THE DATA:

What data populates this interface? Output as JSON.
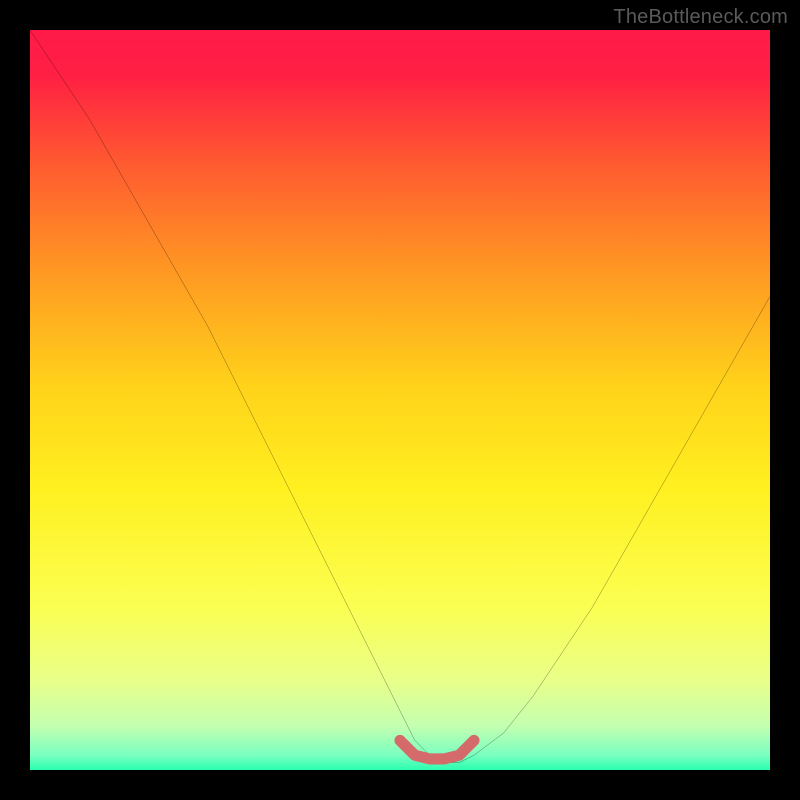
{
  "watermark": "TheBottleneck.com",
  "chart_data": {
    "type": "line",
    "title": "",
    "xlabel": "",
    "ylabel": "",
    "xlim": [
      0,
      100
    ],
    "ylim": [
      0,
      100
    ],
    "background_gradient": {
      "stops": [
        {
          "pct": 0,
          "color": "#ff1a49"
        },
        {
          "pct": 6,
          "color": "#ff1f43"
        },
        {
          "pct": 18,
          "color": "#ff5a30"
        },
        {
          "pct": 33,
          "color": "#ff9a22"
        },
        {
          "pct": 48,
          "color": "#ffd21a"
        },
        {
          "pct": 62,
          "color": "#fff020"
        },
        {
          "pct": 78,
          "color": "#fbff52"
        },
        {
          "pct": 88,
          "color": "#e8ff8a"
        },
        {
          "pct": 94,
          "color": "#c4ffb0"
        },
        {
          "pct": 98,
          "color": "#7affc0"
        },
        {
          "pct": 100,
          "color": "#29ffaf"
        }
      ]
    },
    "curve": {
      "x": [
        0,
        4,
        8,
        12,
        16,
        20,
        24,
        28,
        32,
        36,
        40,
        44,
        48,
        50,
        52,
        54,
        56,
        58,
        60,
        64,
        68,
        72,
        76,
        80,
        84,
        88,
        92,
        96,
        100
      ],
      "y": [
        100,
        94,
        88,
        81,
        74,
        67,
        60,
        52,
        44,
        36,
        28,
        20,
        12,
        8,
        4,
        2,
        1,
        1,
        2,
        5,
        10,
        16,
        22,
        29,
        36,
        43,
        50,
        57,
        64
      ]
    },
    "highlight_segment": {
      "color": "#d46a6a",
      "width": 10,
      "x": [
        50,
        52,
        54,
        56,
        58,
        60
      ],
      "y": [
        4,
        2,
        1.5,
        1.5,
        2,
        4
      ]
    }
  }
}
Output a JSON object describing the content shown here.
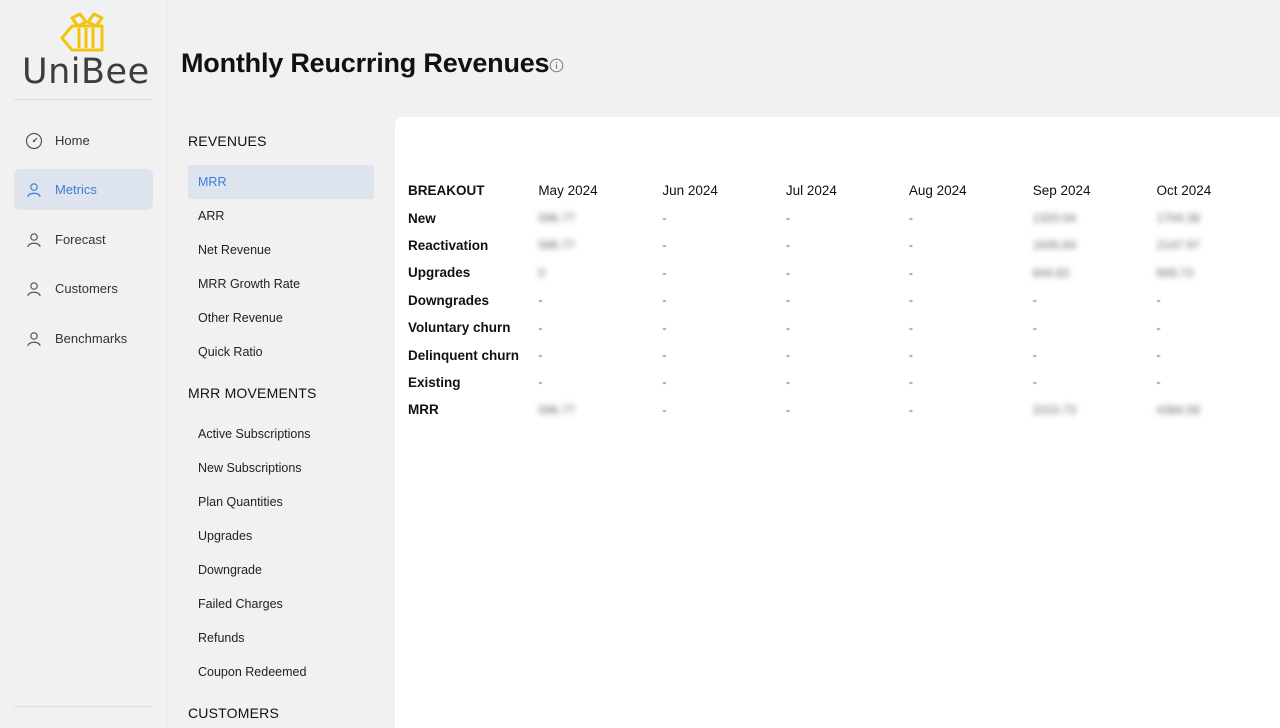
{
  "brand": {
    "name": "UniBee",
    "accent": "#f2c40f"
  },
  "sidebar": {
    "items": [
      {
        "label": "Home",
        "icon": "dashboard-icon"
      },
      {
        "label": "Metrics",
        "icon": "user-icon",
        "active": true
      },
      {
        "label": "Forecast",
        "icon": "user-icon"
      },
      {
        "label": "Customers",
        "icon": "user-icon"
      },
      {
        "label": "Benchmarks",
        "icon": "user-icon"
      }
    ]
  },
  "page": {
    "title": "Monthly Reucrring Revenues",
    "info_icon": "info-icon"
  },
  "submenu": {
    "revenues": {
      "title": "REVENUES",
      "items": [
        "MRR",
        "ARR",
        "Net Revenue",
        "MRR Growth Rate",
        "Other Revenue",
        "Quick Ratio"
      ]
    },
    "movements": {
      "title": "MRR MOVEMENTS",
      "items": [
        "Active Subscriptions",
        "New Subscriptions",
        "Plan Quantities",
        "Upgrades",
        "Downgrade",
        "Failed Charges",
        "Refunds",
        "Coupon Redeemed"
      ]
    },
    "customers": {
      "title": "CUSTOMERS"
    }
  },
  "table": {
    "header": "BREAKOUT",
    "months": [
      "May 2024",
      "Jun 2024",
      "Jul 2024",
      "Aug 2024",
      "Sep 2024",
      "Oct 2024"
    ],
    "rows": [
      {
        "label": "New",
        "values": [
          "596.77",
          "-",
          "-",
          "-",
          "1320.04",
          "1704.38"
        ]
      },
      {
        "label": "Reactivation",
        "values": [
          "596.77",
          "-",
          "-",
          "-",
          "1645.64",
          "2147.97"
        ]
      },
      {
        "label": "Upgrades",
        "values": [
          "0",
          "-",
          "-",
          "-",
          "844.82",
          "669.73"
        ]
      },
      {
        "label": "Downgrades",
        "values": [
          "-",
          "-",
          "-",
          "-",
          "-",
          "-"
        ]
      },
      {
        "label": "Voluntary churn",
        "values": [
          "-",
          "-",
          "-",
          "-",
          "-",
          "-"
        ]
      },
      {
        "label": "Delinquent churn",
        "values": [
          "-",
          "-",
          "-",
          "-",
          "-",
          "-"
        ]
      },
      {
        "label": "Existing",
        "values": [
          "-",
          "-",
          "-",
          "-",
          "-",
          "-"
        ]
      },
      {
        "label": "MRR",
        "values": [
          "596.77",
          "-",
          "-",
          "-",
          "3153.73",
          "4384.58"
        ]
      }
    ]
  }
}
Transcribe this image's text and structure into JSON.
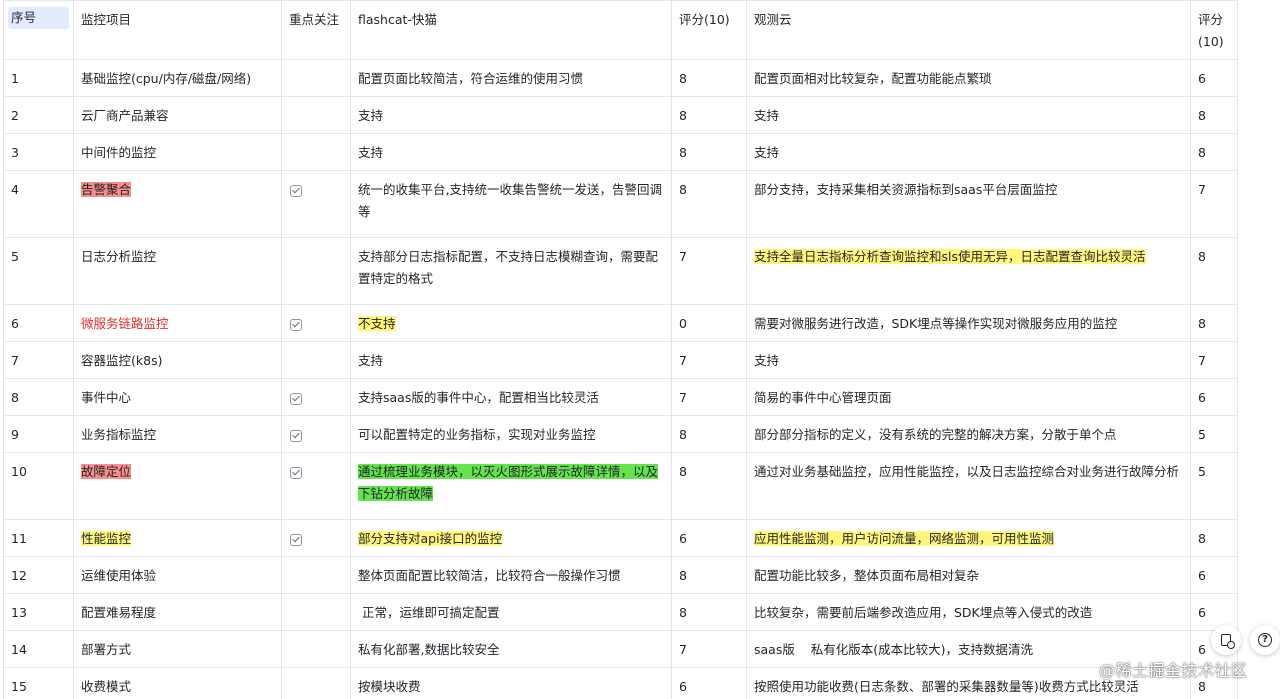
{
  "table": {
    "headers": {
      "seq": "序号",
      "item": "监控项目",
      "focus": "重点关注",
      "flashcat": "flashcat-快猫",
      "score1": "评分(10)",
      "guance": "观测云",
      "score2": "评分(10)"
    },
    "rows": [
      {
        "seq": "1",
        "item": "基础监控(cpu/内存/磁盘/网络)",
        "flashcat": "配置页面比较简洁，符合运维的使用习惯",
        "score1": "8",
        "guance": "配置页面相对比较复杂，配置功能能点繁琐",
        "score2": "6"
      },
      {
        "seq": "2",
        "item": "云厂商产品兼容",
        "flashcat": "支持",
        "score1": "8",
        "guance": "支持",
        "score2": "8"
      },
      {
        "seq": "3",
        "item": "中间件的监控",
        "flashcat": "支持",
        "score1": "8",
        "guance": "支持",
        "score2": "8"
      },
      {
        "seq": "4",
        "item": "告警聚合",
        "flashcat": "统一的收集平台,支持统一收集告警统一发送，告警回调等",
        "score1": "8",
        "guance": "部分支持，支持采集相关资源指标到saas平台层面监控",
        "score2": "7"
      },
      {
        "seq": "5",
        "item": "日志分析监控",
        "flashcat": "支持部分日志指标配置，不支持日志模糊查询，需要配置特定的格式",
        "score1": "7",
        "guance": "支持全量日志指标分析查询监控和sls使用无异，日志配置查询比较灵活",
        "score2": "8"
      },
      {
        "seq": "6",
        "item": "微服务链路监控",
        "flashcat": "不支持",
        "score1": "0",
        "guance": "需要对微服务进行改造，SDK埋点等操作实现对微服务应用的监控",
        "score2": "8"
      },
      {
        "seq": "7",
        "item": "容器监控(k8s)",
        "flashcat": "支持",
        "score1": "7",
        "guance": "支持",
        "score2": "7"
      },
      {
        "seq": "8",
        "item": "事件中心",
        "flashcat": "支持saas版的事件中心，配置相当比较灵活",
        "score1": "7",
        "guance": "简易的事件中心管理页面",
        "score2": "6"
      },
      {
        "seq": "9",
        "item": "业务指标监控",
        "flashcat": "可以配置特定的业务指标，实现对业务监控",
        "score1": "8",
        "guance": "部分部分指标的定义，没有系统的完整的解决方案，分散于单个点",
        "score2": "5"
      },
      {
        "seq": "10",
        "item": "故障定位",
        "flashcat": "通过梳理业务模块，以灭火图形式展示故障详情，以及下钻分析故障",
        "score1": "8",
        "guance": "通过对业务基础监控，应用性能监控，以及日志监控综合对业务进行故障分析",
        "score2": "5"
      },
      {
        "seq": "11",
        "item": "性能监控",
        "flashcat": "部分支持对api接口的监控",
        "score1": "6",
        "guance": "应用性能监测，用户访问流量，网络监测，可用性监测",
        "score2": "8"
      },
      {
        "seq": "12",
        "item": "运维使用体验",
        "flashcat": "整体页面配置比较简洁，比较符合一般操作习惯",
        "score1": "8",
        "guance": "配置功能比较多，整体页面布局相对复杂",
        "score2": "6"
      },
      {
        "seq": "13",
        "item": "配置难易程度",
        "flashcat": " 正常，运维即可搞定配置",
        "score1": "8",
        "guance": "比较复杂，需要前后端参改造应用，SDK埋点等入侵式的改造",
        "score2": "6"
      },
      {
        "seq": "14",
        "item": "部署方式",
        "flashcat": "私有化部署,数据比较安全",
        "score1": "7",
        "guance": "saas版    私有化版本(成本比较大)，支持数据清洗",
        "score2": "6"
      },
      {
        "seq": "15",
        "item": "收费模式",
        "flashcat": "按模块收费",
        "score1": "6",
        "guance": "按照使用功能收费(日志条数、部署的采集器数量等)收费方式比较灵活",
        "score2": "8"
      }
    ]
  },
  "watermark": "@稀土掘金技术社区",
  "colors": {
    "highlight_red": "#f98e8b",
    "highlight_yellow": "#fff67a",
    "highlight_green": "#64e34d",
    "text_red": "#e22e28",
    "header_chip": "#e1eaff",
    "border": "#e4e6eb"
  },
  "icons": {
    "focus_checked": "checkbox-checked-icon",
    "fab_left": "document-comment-icon",
    "fab_right": "help-icon"
  }
}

BRIEF:
Copy every line of the listing that contains the word "title".

FULL SOLUTION:
    "title": "",
    "title": "Monthly Reucrring Revenues",
      "title": "REVENUES",
      "title": "MRR MOVEMENTS",
      "title": "CUSTOMERS"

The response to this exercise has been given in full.